WHAT TO WORK ON: Pick out every line of the listing below that contains the word "управлений" and copy each one unchanged.

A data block
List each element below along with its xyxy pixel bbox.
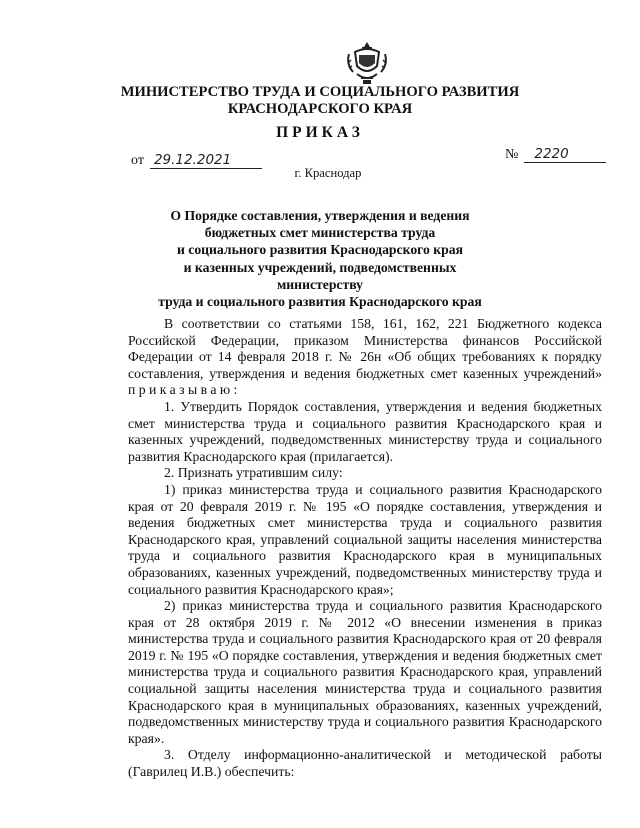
subject-line: труда и социального развития Краснодарского края bbox=[158, 294, 482, 310]
number-prefix: № bbox=[505, 147, 519, 162]
command-word: приказываю: bbox=[128, 382, 241, 398]
date-value: 29.12.2021 bbox=[150, 152, 262, 169]
ministry-name-line1: МИНИСТЕРСТВО ТРУДА И СОЦИАЛЬНОГО РАЗВИТИЯ bbox=[120, 84, 520, 100]
number-field bbox=[505, 146, 606, 163]
subject-line: и казенных учреждений, подведомственных министерству bbox=[183, 259, 457, 292]
document-body bbox=[128, 316, 602, 781]
subject-line: и социального развития Краснодарского края bbox=[176, 242, 464, 258]
item-1-paragraph: 1. Утвердить Порядок составления, утверждения и ведения бюджетных смет министерства труда и социального развития Краснодарского края и казенных учреждений, подведомственных министерству труда и социального развития Краснодарского края (прилагается). bbox=[128, 398, 602, 464]
city-label: г. Краснодар bbox=[294, 166, 362, 180]
ministry-name bbox=[100, 84, 540, 118]
document-type-title: ПРИКАЗ bbox=[276, 124, 364, 141]
preamble-paragraph: В соответствии со статьями 158, 161, 162, 221 Бюджетного кодекса Российской Федерации, приказом Министерства финансов Российской Федерации от 14 февраля 2018 г. № 26н «Об общих требованиях к порядку составления, утверждения и ведения бюджетных смет казенных учреждений» bbox=[128, 316, 602, 381]
ministry-name-line2: КРАСНОДАРСКОГО КРАЯ bbox=[227, 101, 413, 117]
item-3-paragraph: 3. Отделу информационно-аналитической и методической работы (Гаврилец И.В.) обеспечить: bbox=[128, 747, 602, 780]
number-value: 2220 bbox=[524, 146, 606, 163]
krasnodar-coat-of-arms-emblem bbox=[345, 40, 389, 86]
subject-line: бюджетных смет министерства труда bbox=[204, 225, 436, 241]
subject-line: О Порядке составления, утверждения и ведения bbox=[170, 208, 470, 223]
item-2-2-paragraph: 2) приказ министерства труда и социального развития Краснодарского края от 28 октября 2019 г. № 2012 «О внесении изменения в приказ министерства труда и социального развития Краснодарского края от 20 февраля 2019 г. № 195 «О порядке составления, утверждения и ведения бюджетных смет министерства труда и социального развития Краснодарского края, управлений социальной защиты населения министерства труда и социального развития Краснодарского края в муниципальных образованиях, казенных учреждений, подведомственных министерству труда и социального развития Краснодарского края». bbox=[128, 598, 602, 746]
item-2-paragraph: 2. Признать утратившим силу: bbox=[164, 465, 343, 481]
document-subject bbox=[150, 207, 490, 310]
item-2-1-paragraph: 1) приказ министерства труда и социального развития Краснодарского края от 20 февраля 2019 г. № 195 «О порядке составления, утверждения и ведения бюджетных смет министерства труда и социального развития Краснодарского края, управлений социальной защиты населения министерства труда и социального развития Краснодарского края в муниципальных образованиях, казенных учреждений, подведомственных министерству труда и социального развития Краснодарского края»; bbox=[128, 481, 602, 597]
date-prefix: от bbox=[131, 153, 144, 168]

RESPONSE TO THIS TASK:
item-2-2-paragraph: 2) приказ министерства труда и социального развития Краснодарского края от 28 октября 2019 г. № 2012 «О внесении изменения в приказ министерства труда и социального развития Краснодарского края от 20 февраля 2019 г. № 195 «О порядке составления, утверждения и ведения бюджетных смет министерства труда и социального развития Краснодарского края, управлений социальной защиты населения министерства труда и социального развития Краснодарского края в муниципальных образованиях, казенных учреждений, подведомственных министерству труда и социального развития Краснодарского края». bbox=[128, 598, 602, 746]
item-2-1-paragraph: 1) приказ министерства труда и социального развития Краснодарского края от 20 февраля 2019 г. № 195 «О порядке составления, утверждения и ведения бюджетных смет министерства труда и социального развития Краснодарского края, управлений социальной защиты населения министерства труда и социального развития Краснодарского края в муниципальных образованиях, казенных учреждений, подведомственных министерству труда и социального развития Краснодарского края»; bbox=[128, 481, 602, 597]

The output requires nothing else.